--- Records for processing ---

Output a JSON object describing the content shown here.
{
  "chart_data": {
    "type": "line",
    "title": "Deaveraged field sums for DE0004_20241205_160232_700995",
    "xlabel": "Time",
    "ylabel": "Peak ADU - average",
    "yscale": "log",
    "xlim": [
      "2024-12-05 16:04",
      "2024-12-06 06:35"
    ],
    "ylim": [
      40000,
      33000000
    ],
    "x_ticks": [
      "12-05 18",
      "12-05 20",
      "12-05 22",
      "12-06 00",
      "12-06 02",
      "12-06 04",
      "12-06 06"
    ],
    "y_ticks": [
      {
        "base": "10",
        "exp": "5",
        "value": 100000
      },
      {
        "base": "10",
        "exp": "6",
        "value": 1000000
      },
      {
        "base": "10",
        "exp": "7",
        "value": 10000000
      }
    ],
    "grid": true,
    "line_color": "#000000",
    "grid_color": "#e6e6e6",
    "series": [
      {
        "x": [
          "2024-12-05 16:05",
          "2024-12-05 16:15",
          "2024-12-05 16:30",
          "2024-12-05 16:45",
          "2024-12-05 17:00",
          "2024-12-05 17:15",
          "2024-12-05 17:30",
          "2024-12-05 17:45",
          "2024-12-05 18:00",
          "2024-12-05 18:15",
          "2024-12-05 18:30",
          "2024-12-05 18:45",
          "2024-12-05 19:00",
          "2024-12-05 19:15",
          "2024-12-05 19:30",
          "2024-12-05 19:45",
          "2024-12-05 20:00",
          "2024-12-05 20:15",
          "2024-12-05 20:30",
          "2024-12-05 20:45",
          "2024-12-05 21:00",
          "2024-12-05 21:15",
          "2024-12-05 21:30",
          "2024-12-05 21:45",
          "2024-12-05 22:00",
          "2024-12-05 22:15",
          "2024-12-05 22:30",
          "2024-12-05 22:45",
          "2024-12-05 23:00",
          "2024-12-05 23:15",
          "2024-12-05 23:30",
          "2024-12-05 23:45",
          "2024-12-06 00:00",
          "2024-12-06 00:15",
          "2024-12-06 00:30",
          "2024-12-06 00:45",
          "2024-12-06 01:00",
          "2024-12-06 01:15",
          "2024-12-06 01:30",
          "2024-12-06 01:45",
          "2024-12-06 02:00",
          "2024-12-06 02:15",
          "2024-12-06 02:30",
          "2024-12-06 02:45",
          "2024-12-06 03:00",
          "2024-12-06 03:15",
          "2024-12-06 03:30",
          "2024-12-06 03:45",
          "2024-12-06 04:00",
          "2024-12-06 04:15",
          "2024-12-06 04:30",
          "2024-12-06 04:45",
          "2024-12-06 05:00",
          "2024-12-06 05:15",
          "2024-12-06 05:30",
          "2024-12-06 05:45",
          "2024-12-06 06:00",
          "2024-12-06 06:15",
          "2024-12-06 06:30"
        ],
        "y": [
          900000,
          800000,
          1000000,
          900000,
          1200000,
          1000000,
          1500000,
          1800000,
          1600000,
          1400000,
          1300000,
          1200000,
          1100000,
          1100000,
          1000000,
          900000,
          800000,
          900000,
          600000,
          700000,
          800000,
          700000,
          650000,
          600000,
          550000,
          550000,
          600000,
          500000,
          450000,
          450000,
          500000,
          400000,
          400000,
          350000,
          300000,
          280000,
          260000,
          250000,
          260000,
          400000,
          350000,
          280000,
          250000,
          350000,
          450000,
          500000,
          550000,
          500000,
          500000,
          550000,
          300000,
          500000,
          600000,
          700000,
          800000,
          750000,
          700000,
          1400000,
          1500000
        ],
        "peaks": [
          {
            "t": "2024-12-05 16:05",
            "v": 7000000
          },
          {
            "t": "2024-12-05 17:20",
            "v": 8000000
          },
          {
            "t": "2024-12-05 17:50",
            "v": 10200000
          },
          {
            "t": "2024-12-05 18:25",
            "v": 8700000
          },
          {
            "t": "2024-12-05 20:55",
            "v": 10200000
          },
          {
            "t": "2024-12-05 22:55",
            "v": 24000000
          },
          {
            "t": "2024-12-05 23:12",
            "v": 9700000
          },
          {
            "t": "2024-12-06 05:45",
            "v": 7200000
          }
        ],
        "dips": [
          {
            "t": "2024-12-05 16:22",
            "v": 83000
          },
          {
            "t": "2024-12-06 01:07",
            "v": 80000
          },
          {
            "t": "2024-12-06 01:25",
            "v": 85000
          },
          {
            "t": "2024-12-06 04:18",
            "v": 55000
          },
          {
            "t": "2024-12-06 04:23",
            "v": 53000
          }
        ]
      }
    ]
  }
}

---

**Exercise prompt**: Lines containing the word "value" must all be returned from the material above.

**Result of the task**:
        "value": 100000
        "value": 1000000
        "value": 10000000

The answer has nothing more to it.